**Challenge**
Give back the whole listing exactly as shown.

**Material shown**
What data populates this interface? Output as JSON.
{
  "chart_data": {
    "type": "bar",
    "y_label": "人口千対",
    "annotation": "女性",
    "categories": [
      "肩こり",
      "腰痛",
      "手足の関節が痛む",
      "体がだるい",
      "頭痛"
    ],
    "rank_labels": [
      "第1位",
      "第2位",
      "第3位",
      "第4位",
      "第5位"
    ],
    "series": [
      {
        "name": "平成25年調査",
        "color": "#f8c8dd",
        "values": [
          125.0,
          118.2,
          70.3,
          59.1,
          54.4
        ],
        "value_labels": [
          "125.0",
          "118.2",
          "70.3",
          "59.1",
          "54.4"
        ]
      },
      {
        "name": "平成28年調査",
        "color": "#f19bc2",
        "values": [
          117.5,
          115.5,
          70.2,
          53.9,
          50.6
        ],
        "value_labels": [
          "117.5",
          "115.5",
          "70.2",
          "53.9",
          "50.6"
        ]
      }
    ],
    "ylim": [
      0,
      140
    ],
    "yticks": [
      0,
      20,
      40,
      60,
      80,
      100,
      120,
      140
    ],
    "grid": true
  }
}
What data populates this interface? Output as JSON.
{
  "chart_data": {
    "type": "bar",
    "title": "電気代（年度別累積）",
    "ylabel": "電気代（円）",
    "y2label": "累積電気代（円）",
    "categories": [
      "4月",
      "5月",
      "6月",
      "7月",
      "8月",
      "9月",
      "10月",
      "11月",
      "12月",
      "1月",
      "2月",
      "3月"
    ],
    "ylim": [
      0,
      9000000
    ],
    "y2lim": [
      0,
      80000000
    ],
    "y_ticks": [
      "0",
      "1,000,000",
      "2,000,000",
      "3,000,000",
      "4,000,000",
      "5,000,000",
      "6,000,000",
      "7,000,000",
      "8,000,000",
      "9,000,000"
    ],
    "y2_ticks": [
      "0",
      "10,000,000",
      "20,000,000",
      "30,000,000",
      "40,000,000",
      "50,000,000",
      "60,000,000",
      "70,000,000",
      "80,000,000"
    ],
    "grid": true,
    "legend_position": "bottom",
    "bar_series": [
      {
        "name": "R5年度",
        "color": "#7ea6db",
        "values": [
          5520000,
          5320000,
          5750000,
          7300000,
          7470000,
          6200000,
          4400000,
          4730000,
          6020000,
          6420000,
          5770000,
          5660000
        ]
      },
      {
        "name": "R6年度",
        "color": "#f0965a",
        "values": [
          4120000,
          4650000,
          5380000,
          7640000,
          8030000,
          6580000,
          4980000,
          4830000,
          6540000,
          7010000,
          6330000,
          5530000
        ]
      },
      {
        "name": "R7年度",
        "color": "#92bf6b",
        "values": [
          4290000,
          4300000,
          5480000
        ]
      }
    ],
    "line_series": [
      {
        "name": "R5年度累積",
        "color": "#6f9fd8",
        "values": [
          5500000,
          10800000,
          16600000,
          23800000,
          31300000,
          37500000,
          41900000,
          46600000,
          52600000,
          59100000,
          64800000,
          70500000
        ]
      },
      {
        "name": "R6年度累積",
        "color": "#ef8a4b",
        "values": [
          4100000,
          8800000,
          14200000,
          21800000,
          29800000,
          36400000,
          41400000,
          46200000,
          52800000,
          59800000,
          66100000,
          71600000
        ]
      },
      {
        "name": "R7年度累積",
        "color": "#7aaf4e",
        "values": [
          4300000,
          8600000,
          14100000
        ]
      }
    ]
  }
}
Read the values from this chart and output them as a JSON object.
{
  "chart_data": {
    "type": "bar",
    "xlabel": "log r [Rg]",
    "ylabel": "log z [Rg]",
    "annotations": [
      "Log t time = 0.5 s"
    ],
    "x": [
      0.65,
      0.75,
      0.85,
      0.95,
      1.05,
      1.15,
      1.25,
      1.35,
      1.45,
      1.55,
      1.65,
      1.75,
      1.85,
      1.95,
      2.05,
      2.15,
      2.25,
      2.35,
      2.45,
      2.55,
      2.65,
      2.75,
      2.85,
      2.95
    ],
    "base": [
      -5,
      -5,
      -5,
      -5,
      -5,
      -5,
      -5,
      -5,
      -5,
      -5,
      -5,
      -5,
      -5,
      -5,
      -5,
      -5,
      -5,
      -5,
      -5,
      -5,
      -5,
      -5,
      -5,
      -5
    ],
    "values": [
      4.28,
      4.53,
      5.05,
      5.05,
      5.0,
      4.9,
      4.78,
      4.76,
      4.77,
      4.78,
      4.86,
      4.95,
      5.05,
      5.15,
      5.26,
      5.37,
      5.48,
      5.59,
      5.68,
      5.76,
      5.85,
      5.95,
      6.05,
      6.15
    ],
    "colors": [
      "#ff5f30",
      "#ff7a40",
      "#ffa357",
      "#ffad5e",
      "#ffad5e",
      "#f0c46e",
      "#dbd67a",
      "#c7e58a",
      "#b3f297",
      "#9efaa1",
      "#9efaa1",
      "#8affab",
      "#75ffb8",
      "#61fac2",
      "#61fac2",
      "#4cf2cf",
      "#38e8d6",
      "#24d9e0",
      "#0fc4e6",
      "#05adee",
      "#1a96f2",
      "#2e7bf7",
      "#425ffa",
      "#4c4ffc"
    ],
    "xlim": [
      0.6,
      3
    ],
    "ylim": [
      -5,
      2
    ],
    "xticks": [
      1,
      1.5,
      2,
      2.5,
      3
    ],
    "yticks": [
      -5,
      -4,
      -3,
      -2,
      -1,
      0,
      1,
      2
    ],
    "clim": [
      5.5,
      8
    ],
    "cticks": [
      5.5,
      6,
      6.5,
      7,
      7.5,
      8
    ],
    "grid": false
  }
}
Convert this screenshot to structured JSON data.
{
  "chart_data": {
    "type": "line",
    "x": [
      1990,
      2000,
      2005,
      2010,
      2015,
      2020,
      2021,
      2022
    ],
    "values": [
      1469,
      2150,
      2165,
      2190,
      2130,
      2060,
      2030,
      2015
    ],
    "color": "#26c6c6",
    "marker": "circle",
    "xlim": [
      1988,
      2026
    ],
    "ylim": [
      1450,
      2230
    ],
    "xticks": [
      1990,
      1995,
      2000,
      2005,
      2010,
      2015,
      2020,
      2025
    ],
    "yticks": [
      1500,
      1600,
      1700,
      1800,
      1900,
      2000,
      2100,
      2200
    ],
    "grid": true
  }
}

**Response**
What data populates this interface? Output as JSON.
{
  "chart_data": {
    "type": "bar",
    "y_label": "人口千対",
    "annotation": "女性",
    "categories": [
      "肩こり",
      "腰痛",
      "手足の関節が痛む",
      "体がだるい",
      "頭痛"
    ],
    "rank_labels": [
      "第1位",
      "第2位",
      "第3位",
      "第4位",
      "第5位"
    ],
    "series": [
      {
        "name": "平成25年調査",
        "color": "#f8c8dd",
        "values": [
          125.0,
          118.2,
          70.3,
          59.1,
          54.4
        ],
        "value_labels": [
          "125.0",
          "118.2",
          "70.3",
          "59.1",
          "54.4"
        ]
      },
      {
        "name": "平成28年調査",
        "color": "#f19bc2",
        "values": [
          117.5,
          115.5,
          70.2,
          53.9,
          50.6
        ],
        "value_labels": [
          "117.5",
          "115.5",
          "70.2",
          "53.9",
          "50.6"
        ]
      }
    ],
    "ylim": [
      0,
      140
    ],
    "yticks": [
      0,
      20,
      40,
      60,
      80,
      100,
      120,
      140
    ],
    "grid": true
  }
}
What data populates this interface? Output as JSON.
{
  "chart_data": {
    "type": "bar",
    "title": "電気代（年度別累積）",
    "ylabel": "電気代（円）",
    "y2label": "累積電気代（円）",
    "categories": [
      "4月",
      "5月",
      "6月",
      "7月",
      "8月",
      "9月",
      "10月",
      "11月",
      "12月",
      "1月",
      "2月",
      "3月"
    ],
    "ylim": [
      0,
      9000000
    ],
    "y2lim": [
      0,
      80000000
    ],
    "y_ticks": [
      "0",
      "1,000,000",
      "2,000,000",
      "3,000,000",
      "4,000,000",
      "5,000,000",
      "6,000,000",
      "7,000,000",
      "8,000,000",
      "9,000,000"
    ],
    "y2_ticks": [
      "0",
      "10,000,000",
      "20,000,000",
      "30,000,000",
      "40,000,000",
      "50,000,000",
      "60,000,000",
      "70,000,000",
      "80,000,000"
    ],
    "grid": true,
    "legend_position": "bottom",
    "bar_series": [
      {
        "name": "R5年度",
        "color": "#7ea6db",
        "values": [
          5520000,
          5320000,
          5750000,
          7300000,
          7470000,
          6200000,
          4400000,
          4730000,
          6020000,
          6420000,
          5770000,
          5660000
        ]
      },
      {
        "name": "R6年度",
        "color": "#f0965a",
        "values": [
          4120000,
          4650000,
          5380000,
          7640000,
          8030000,
          6580000,
          4980000,
          4830000,
          6540000,
          7010000,
          6330000,
          5530000
        ]
      },
      {
        "name": "R7年度",
        "color": "#92bf6b",
        "values": [
          4290000,
          4300000,
          5480000
        ]
      }
    ],
    "line_series": [
      {
        "name": "R5年度累積",
        "color": "#6f9fd8",
        "values": [
          5500000,
          10800000,
          16600000,
          23800000,
          31300000,
          37500000,
          41900000,
          46600000,
          52600000,
          59100000,
          64800000,
          70500000
        ]
      },
      {
        "name": "R6年度累積",
        "color": "#ef8a4b",
        "values": [
          4100000,
          8800000,
          14200000,
          21800000,
          29800000,
          36400000,
          41400000,
          46200000,
          52800000,
          59800000,
          66100000,
          71600000
        ]
      },
      {
        "name": "R7年度累積",
        "color": "#7aaf4e",
        "values": [
          4300000,
          8600000,
          14100000
        ]
      }
    ]
  }
}
Read the values from this chart and output them as a JSON object.
{
  "chart_data": {
    "type": "bar",
    "xlabel": "log r [Rg]",
    "ylabel": "log z [Rg]",
    "annotations": [
      "Log t time = 0.5 s"
    ],
    "x": [
      0.65,
      0.75,
      0.85,
      0.95,
      1.05,
      1.15,
      1.25,
      1.35,
      1.45,
      1.55,
      1.65,
      1.75,
      1.85,
      1.95,
      2.05,
      2.15,
      2.25,
      2.35,
      2.45,
      2.55,
      2.65,
      2.75,
      2.85,
      2.95
    ],
    "base": [
      -5,
      -5,
      -5,
      -5,
      -5,
      -5,
      -5,
      -5,
      -5,
      -5,
      -5,
      -5,
      -5,
      -5,
      -5,
      -5,
      -5,
      -5,
      -5,
      -5,
      -5,
      -5,
      -5,
      -5
    ],
    "values": [
      4.28,
      4.53,
      5.05,
      5.05,
      5.0,
      4.9,
      4.78,
      4.76,
      4.77,
      4.78,
      4.86,
      4.95,
      5.05,
      5.15,
      5.26,
      5.37,
      5.48,
      5.59,
      5.68,
      5.76,
      5.85,
      5.95,
      6.05,
      6.15
    ],
    "colors": [
      "#ff5f30",
      "#ff7a40",
      "#ffa357",
      "#ffad5e",
      "#ffad5e",
      "#f0c46e",
      "#dbd67a",
      "#c7e58a",
      "#b3f297",
      "#9efaa1",
      "#9efaa1",
      "#8affab",
      "#75ffb8",
      "#61fac2",
      "#61fac2",
      "#4cf2cf",
      "#38e8d6",
      "#24d9e0",
      "#0fc4e6",
      "#05adee",
      "#1a96f2",
      "#2e7bf7",
      "#425ffa",
      "#4c4ffc"
    ],
    "xlim": [
      0.6,
      3
    ],
    "ylim": [
      -5,
      2
    ],
    "xticks": [
      1,
      1.5,
      2,
      2.5,
      3
    ],
    "yticks": [
      -5,
      -4,
      -3,
      -2,
      -1,
      0,
      1,
      2
    ],
    "clim": [
      5.5,
      8
    ],
    "cticks": [
      5.5,
      6,
      6.5,
      7,
      7.5,
      8
    ],
    "grid": false
  }
}
Convert this screenshot to structured JSON data.
{
  "chart_data": {
    "type": "line",
    "x": [
      1990,
      2000,
      2005,
      2010,
      2015,
      2020,
      2021,
      2022
    ],
    "values": [
      1469,
      2150,
      2165,
      2190,
      2130,
      2060,
      2030,
      2015
    ],
    "color": "#26c6c6",
    "marker": "circle",
    "xlim": [
      1988,
      2026
    ],
    "ylim": [
      1450,
      2230
    ],
    "xticks": [
      1990,
      1995,
      2000,
      2005,
      2010,
      2015,
      2020,
      2025
    ],
    "yticks": [
      1500,
      1600,
      1700,
      1800,
      1900,
      2000,
      2100,
      2200
    ],
    "grid": true
  }
}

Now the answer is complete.